### SHORT PROBLEM
Each entry that follows must be output without any deviation.

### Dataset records
··········

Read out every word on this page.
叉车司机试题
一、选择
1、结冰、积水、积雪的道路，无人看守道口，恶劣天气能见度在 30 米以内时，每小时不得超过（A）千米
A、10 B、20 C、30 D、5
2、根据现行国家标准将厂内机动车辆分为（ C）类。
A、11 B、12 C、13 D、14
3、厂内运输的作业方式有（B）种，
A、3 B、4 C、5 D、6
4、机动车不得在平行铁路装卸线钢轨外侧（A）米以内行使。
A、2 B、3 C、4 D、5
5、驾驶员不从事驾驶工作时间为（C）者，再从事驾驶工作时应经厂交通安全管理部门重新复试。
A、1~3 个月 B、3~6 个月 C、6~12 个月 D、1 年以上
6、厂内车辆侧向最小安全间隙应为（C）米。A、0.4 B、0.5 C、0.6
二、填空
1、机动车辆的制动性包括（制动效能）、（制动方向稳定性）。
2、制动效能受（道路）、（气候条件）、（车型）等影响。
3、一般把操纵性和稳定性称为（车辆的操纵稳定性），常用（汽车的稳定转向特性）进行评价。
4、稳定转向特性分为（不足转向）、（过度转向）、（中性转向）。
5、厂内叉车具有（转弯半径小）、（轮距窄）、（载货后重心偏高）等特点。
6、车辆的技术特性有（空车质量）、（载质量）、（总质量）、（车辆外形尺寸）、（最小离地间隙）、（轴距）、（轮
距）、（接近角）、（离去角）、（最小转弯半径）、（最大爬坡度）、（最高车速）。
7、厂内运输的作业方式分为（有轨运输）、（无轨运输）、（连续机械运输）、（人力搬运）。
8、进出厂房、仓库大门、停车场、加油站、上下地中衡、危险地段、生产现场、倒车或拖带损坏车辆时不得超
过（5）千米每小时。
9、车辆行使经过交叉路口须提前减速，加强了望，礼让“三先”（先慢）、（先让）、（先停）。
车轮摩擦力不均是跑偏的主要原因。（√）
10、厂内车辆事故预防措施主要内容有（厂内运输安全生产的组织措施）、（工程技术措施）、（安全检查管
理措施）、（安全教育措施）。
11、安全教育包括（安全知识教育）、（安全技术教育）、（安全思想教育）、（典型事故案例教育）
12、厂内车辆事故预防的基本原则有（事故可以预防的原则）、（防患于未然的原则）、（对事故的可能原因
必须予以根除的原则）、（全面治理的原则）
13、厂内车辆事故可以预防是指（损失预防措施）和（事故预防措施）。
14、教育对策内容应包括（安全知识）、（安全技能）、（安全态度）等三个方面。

··········

### RESPONSE TO THIS EXERCISE
Read out every word on this page.
叉车司机试题
一、选择
1、结冰、积水、积雪的道路，无人看守道口，恶劣天气能见度在 30 米以内时，每小时不得超过（A）千米
A、10 B、20 C、30 D、5
2、根据现行国家标准将厂内机动车辆分为（ C）类。
A、11 B、12 C、13 D、14
3、厂内运输的作业方式有（B）种，
A、3 B、4 C、5 D、6
4、机动车不得在平行铁路装卸线钢轨外侧（A）米以内行使。
A、2 B、3 C、4 D、5
5、驾驶员不从事驾驶工作时间为（C）者，再从事驾驶工作时应经厂交通安全管理部门重新复试。
A、1~3 个月 B、3~6 个月 C、6~12 个月 D、1 年以上
6、厂内车辆侧向最小安全间隙应为（C）米。A、0.4 B、0.5 C、0.6
二、填空
1、机动车辆的制动性包括（制动效能）、（制动方向稳定性）。
2、制动效能受（道路）、（气候条件）、（车型）等影响。
3、一般把操纵性和稳定性称为（车辆的操纵稳定性），常用（汽车的稳定转向特性）进行评价。
4、稳定转向特性分为（不足转向）、（过度转向）、（中性转向）。
5、厂内叉车具有（转弯半径小）、（轮距窄）、（载货后重心偏高）等特点。
6、车辆的技术特性有（空车质量）、（载质量）、（总质量）、（车辆外形尺寸）、（最小离地间隙）、（轴距）、（轮
距）、（接近角）、（离去角）、（最小转弯半径）、（最大爬坡度）、（最高车速）。
7、厂内运输的作业方式分为（有轨运输）、（无轨运输）、（连续机械运输）、（人力搬运）。
8、进出厂房、仓库大门、停车场、加油站、上下地中衡、危险地段、生产现场、倒车或拖带损坏车辆时不得超
过（5）千米每小时。
9、车辆行使经过交叉路口须提前减速，加强了望，礼让“三先”（先慢）、（先让）、（先停）。
车轮摩擦力不均是跑偏的主要原因。（√）
10、厂内车辆事故预防措施主要内容有（厂内运输安全生产的组织措施）、（工程技术措施）、（安全检查管
理措施）、（安全教育措施）。
11、安全教育包括（安全知识教育）、（安全技术教育）、（安全思想教育）、（典型事故案例教育）
12、厂内车辆事故预防的基本原则有（事故可以预防的原则）、（防患于未然的原则）、（对事故的可能原因
必须予以根除的原则）、（全面治理的原则）
13、厂内车辆事故可以预防是指（损失预防措施）和（事故预防措施）。
14、教育对策内容应包括（安全知识）、（安全技能）、（安全态度）等三个方面。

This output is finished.